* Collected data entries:
>>>

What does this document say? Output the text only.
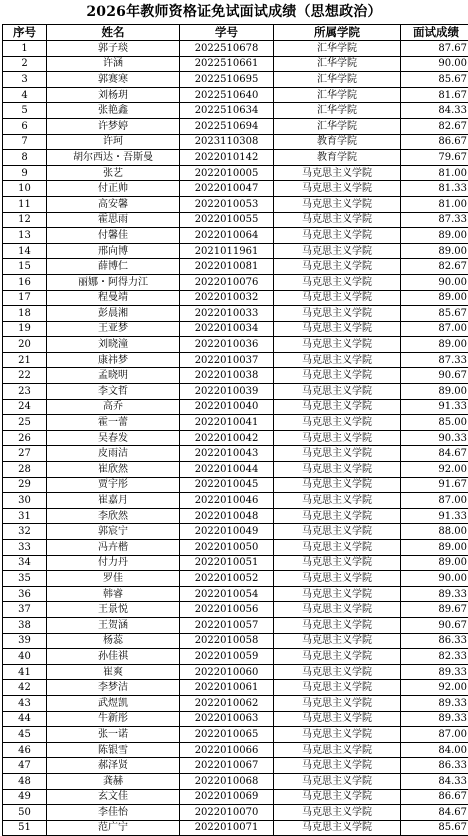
2026年教师资格证免试面试成绩（思想政治）
序号	姓名	学号	所属学院	面试成绩
1	郭子琰	2022510678	汇华学院	87.67
2	许涵	2022510661	汇华学院	90.00
3	郭赛寒	2022510695	汇华学院	85.67
4	刘杨玥	2022510640	汇华学院	81.67
5	张艳鑫	2022510634	汇华学院	84.33
6	许梦婷	2022510694	汇华学院	82.67
7	许珂	2023110308	教育学院	86.67
8	胡尔西达・吾斯曼	2022010142	教育学院	79.67
9	张艺	2022010005	马克思主义学院	81.00
10	付正帅	2022010047	马克思主义学院	81.33
11	高安馨	2022010053	马克思主义学院	81.00
12	霍思雨	2022010055	马克思主义学院	87.33
13	付馨佳	2022010064	马克思主义学院	89.00
14	邢向博	2021011961	马克思主义学院	89.00
15	薛博仁	2022010081	马克思主义学院	82.67
16	丽娜・阿得力江	2022010076	马克思主义学院	90.00
17	程曼靖	2022010032	马克思主义学院	89.00
18	彭晨湘	2022010033	马克思主义学院	85.67
19	王亚梦	2022010034	马克思主义学院	87.00
20	刘晓潼	2022010036	马克思主义学院	89.00
21	康祎梦	2022010037	马克思主义学院	87.33
22	孟晓明	2022010038	马克思主义学院	90.67
23	李文哲	2022010039	马克思主义学院	89.00
24	高乔	2022010040	马克思主义学院	91.33
25	霍一蕾	2022010041	马克思主义学院	85.00
26	吴春发	2022010042	马克思主义学院	90.33
27	皮雨洁	2022010043	马克思主义学院	84.67
28	崔欣然	2022010044	马克思主义学院	92.00
29	贾宇彤	2022010045	马克思主义学院	91.67
30	崔嘉月	2022010046	马克思主义学院	87.00
31	李欣然	2022010048	马克思主义学院	91.33
32	郭宸宁	2022010049	马克思主义学院	88.00
33	冯卉楷	2022010050	马克思主义学院	89.00
34	付力丹	2022010051	马克思主义学院	89.00
35	罗佳	2022010052	马克思主义学院	90.00
36	韩睿	2022010054	马克思主义学院	89.33
37	王景悦	2022010056	马克思主义学院	89.67
38	王贺涵	2022010057	马克思主义学院	90.67
39	杨蕊	2022010058	马克思主义学院	86.33
40	孙佳祺	2022010059	马克思主义学院	82.33
41	崔爽	2022010060	马克思主义学院	89.33
42	李梦洁	2022010061	马克思主义学院	92.00
43	武煜凯	2022010062	马克思主义学院	89.33
44	牛新彤	2022010063	马克思主义学院	89.33
45	张一诺	2022010065	马克思主义学院	87.00
46	陈银雪	2022010066	马克思主义学院	84.00
47	郝泽贤	2022010067	马克思主义学院	86.33
48	龚赫	2022010068	马克思主义学院	84.33
49	玄文佳	2022010069	马克思主义学院	86.67
50	李佳怡	2022010070	马克思主义学院	84.67
51	范广宁	2022010071	马克思主义学院	85.67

<<<

* Problem description: Repeat the material above verbatim, with no pictures in the output.

* Output of the task:
What does this document say? Output the text only.
2026年教师资格证免试面试成绩（思想政治）
序号	姓名	学号	所属学院	面试成绩
1	郭子琰	2022510678	汇华学院	87.67
2	许涵	2022510661	汇华学院	90.00
3	郭赛寒	2022510695	汇华学院	85.67
4	刘杨玥	2022510640	汇华学院	81.67
5	张艳鑫	2022510634	汇华学院	84.33
6	许梦婷	2022510694	汇华学院	82.67
7	许珂	2023110308	教育学院	86.67
8	胡尔西达・吾斯曼	2022010142	教育学院	79.67
9	张艺	2022010005	马克思主义学院	81.00
10	付正帅	2022010047	马克思主义学院	81.33
11	高安馨	2022010053	马克思主义学院	81.00
12	霍思雨	2022010055	马克思主义学院	87.33
13	付馨佳	2022010064	马克思主义学院	89.00
14	邢向博	2021011961	马克思主义学院	89.00
15	薛博仁	2022010081	马克思主义学院	82.67
16	丽娜・阿得力江	2022010076	马克思主义学院	90.00
17	程曼靖	2022010032	马克思主义学院	89.00
18	彭晨湘	2022010033	马克思主义学院	85.67
19	王亚梦	2022010034	马克思主义学院	87.00
20	刘晓潼	2022010036	马克思主义学院	89.00
21	康祎梦	2022010037	马克思主义学院	87.33
22	孟晓明	2022010038	马克思主义学院	90.67
23	李文哲	2022010039	马克思主义学院	89.00
24	高乔	2022010040	马克思主义学院	91.33
25	霍一蕾	2022010041	马克思主义学院	85.00
26	吴春发	2022010042	马克思主义学院	90.33
27	皮雨洁	2022010043	马克思主义学院	84.67
28	崔欣然	2022010044	马克思主义学院	92.00
29	贾宇彤	2022010045	马克思主义学院	91.67
30	崔嘉月	2022010046	马克思主义学院	87.00
31	李欣然	2022010048	马克思主义学院	91.33
32	郭宸宁	2022010049	马克思主义学院	88.00
33	冯卉楷	2022010050	马克思主义学院	89.00
34	付力丹	2022010051	马克思主义学院	89.00
35	罗佳	2022010052	马克思主义学院	90.00
36	韩睿	2022010054	马克思主义学院	89.33
37	王景悦	2022010056	马克思主义学院	89.67
38	王贺涵	2022010057	马克思主义学院	90.67
39	杨蕊	2022010058	马克思主义学院	86.33
40	孙佳祺	2022010059	马克思主义学院	82.33
41	崔爽	2022010060	马克思主义学院	89.33
42	李梦洁	2022010061	马克思主义学院	92.00
43	武煜凯	2022010062	马克思主义学院	89.33
44	牛新彤	2022010063	马克思主义学院	89.33
45	张一诺	2022010065	马克思主义学院	87.00
46	陈银雪	2022010066	马克思主义学院	84.00
47	郝泽贤	2022010067	马克思主义学院	86.33
48	龚赫	2022010068	马克思主义学院	84.33
49	玄文佳	2022010069	马克思主义学院	86.67
50	李佳怡	2022010070	马克思主义学院	84.67
51	范广宁	2022010071	马克思主义学院	85.67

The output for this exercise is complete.